"""

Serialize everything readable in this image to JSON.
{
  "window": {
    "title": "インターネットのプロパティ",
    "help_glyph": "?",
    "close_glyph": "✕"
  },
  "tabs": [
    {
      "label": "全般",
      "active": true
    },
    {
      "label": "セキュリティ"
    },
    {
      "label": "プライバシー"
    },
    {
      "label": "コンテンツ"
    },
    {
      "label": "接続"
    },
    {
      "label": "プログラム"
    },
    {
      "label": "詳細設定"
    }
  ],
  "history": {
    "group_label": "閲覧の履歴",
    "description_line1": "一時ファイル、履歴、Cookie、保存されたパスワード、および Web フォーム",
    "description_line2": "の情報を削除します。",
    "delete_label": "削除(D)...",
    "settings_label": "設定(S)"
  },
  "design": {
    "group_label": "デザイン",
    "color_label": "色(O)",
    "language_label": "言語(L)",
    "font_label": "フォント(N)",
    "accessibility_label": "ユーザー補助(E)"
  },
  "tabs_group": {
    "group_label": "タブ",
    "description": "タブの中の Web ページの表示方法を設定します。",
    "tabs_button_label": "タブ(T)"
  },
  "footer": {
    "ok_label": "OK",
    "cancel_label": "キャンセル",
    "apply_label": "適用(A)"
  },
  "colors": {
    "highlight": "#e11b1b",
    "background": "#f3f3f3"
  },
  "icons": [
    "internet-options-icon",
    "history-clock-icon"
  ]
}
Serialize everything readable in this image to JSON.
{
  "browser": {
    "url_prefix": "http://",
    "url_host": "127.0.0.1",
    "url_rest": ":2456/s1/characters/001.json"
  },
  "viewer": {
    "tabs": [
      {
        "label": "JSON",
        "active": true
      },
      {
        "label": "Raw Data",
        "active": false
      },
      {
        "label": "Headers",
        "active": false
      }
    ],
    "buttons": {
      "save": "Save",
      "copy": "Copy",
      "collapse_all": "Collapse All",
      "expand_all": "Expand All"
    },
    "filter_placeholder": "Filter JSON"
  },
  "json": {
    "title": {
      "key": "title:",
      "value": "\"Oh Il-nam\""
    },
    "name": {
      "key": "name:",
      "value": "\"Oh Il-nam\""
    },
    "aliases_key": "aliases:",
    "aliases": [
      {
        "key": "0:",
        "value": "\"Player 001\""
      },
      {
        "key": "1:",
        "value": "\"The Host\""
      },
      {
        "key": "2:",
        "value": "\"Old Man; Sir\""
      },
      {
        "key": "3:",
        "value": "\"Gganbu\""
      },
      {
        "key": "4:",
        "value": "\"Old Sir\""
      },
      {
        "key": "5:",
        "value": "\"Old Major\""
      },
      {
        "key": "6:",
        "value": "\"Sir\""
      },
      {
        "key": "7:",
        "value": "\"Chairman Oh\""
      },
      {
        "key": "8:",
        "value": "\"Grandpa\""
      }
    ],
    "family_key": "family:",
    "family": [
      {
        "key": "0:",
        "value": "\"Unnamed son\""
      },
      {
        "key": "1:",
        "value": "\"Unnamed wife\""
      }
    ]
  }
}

"""

Problem description: Every entry above should be retyped exactly as shown.

Reply:
Serialize everything readable in this image to JSON.
{
  "window": {
    "title": "インターネットのプロパティ",
    "help_glyph": "?",
    "close_glyph": "✕"
  },
  "tabs": [
    {
      "label": "全般",
      "active": true
    },
    {
      "label": "セキュリティ"
    },
    {
      "label": "プライバシー"
    },
    {
      "label": "コンテンツ"
    },
    {
      "label": "接続"
    },
    {
      "label": "プログラム"
    },
    {
      "label": "詳細設定"
    }
  ],
  "history": {
    "group_label": "閲覧の履歴",
    "description_line1": "一時ファイル、履歴、Cookie、保存されたパスワード、および Web フォーム",
    "description_line2": "の情報を削除します。",
    "delete_label": "削除(D)...",
    "settings_label": "設定(S)"
  },
  "design": {
    "group_label": "デザイン",
    "color_label": "色(O)",
    "language_label": "言語(L)",
    "font_label": "フォント(N)",
    "accessibility_label": "ユーザー補助(E)"
  },
  "tabs_group": {
    "group_label": "タブ",
    "description": "タブの中の Web ページの表示方法を設定します。",
    "tabs_button_label": "タブ(T)"
  },
  "footer": {
    "ok_label": "OK",
    "cancel_label": "キャンセル",
    "apply_label": "適用(A)"
  },
  "colors": {
    "highlight": "#e11b1b",
    "background": "#f3f3f3"
  },
  "icons": [
    "internet-options-icon",
    "history-clock-icon"
  ]
}
Serialize everything readable in this image to JSON.
{
  "browser": {
    "url_prefix": "http://",
    "url_host": "127.0.0.1",
    "url_rest": ":2456/s1/characters/001.json"
  },
  "viewer": {
    "tabs": [
      {
        "label": "JSON",
        "active": true
      },
      {
        "label": "Raw Data",
        "active": false
      },
      {
        "label": "Headers",
        "active": false
      }
    ],
    "buttons": {
      "save": "Save",
      "copy": "Copy",
      "collapse_all": "Collapse All",
      "expand_all": "Expand All"
    },
    "filter_placeholder": "Filter JSON"
  },
  "json": {
    "title": {
      "key": "title:",
      "value": "\"Oh Il-nam\""
    },
    "name": {
      "key": "name:",
      "value": "\"Oh Il-nam\""
    },
    "aliases_key": "aliases:",
    "aliases": [
      {
        "key": "0:",
        "value": "\"Player 001\""
      },
      {
        "key": "1:",
        "value": "\"The Host\""
      },
      {
        "key": "2:",
        "value": "\"Old Man; Sir\""
      },
      {
        "key": "3:",
        "value": "\"Gganbu\""
      },
      {
        "key": "4:",
        "value": "\"Old Sir\""
      },
      {
        "key": "5:",
        "value": "\"Old Major\""
      },
      {
        "key": "6:",
        "value": "\"Sir\""
      },
      {
        "key": "7:",
        "value": "\"Chairman Oh\""
      },
      {
        "key": "8:",
        "value": "\"Grandpa\""
      }
    ],
    "family_key": "family:",
    "family": [
      {
        "key": "0:",
        "value": "\"Unnamed son\""
      },
      {
        "key": "1:",
        "value": "\"Unnamed wife\""
      }
    ]
  }
}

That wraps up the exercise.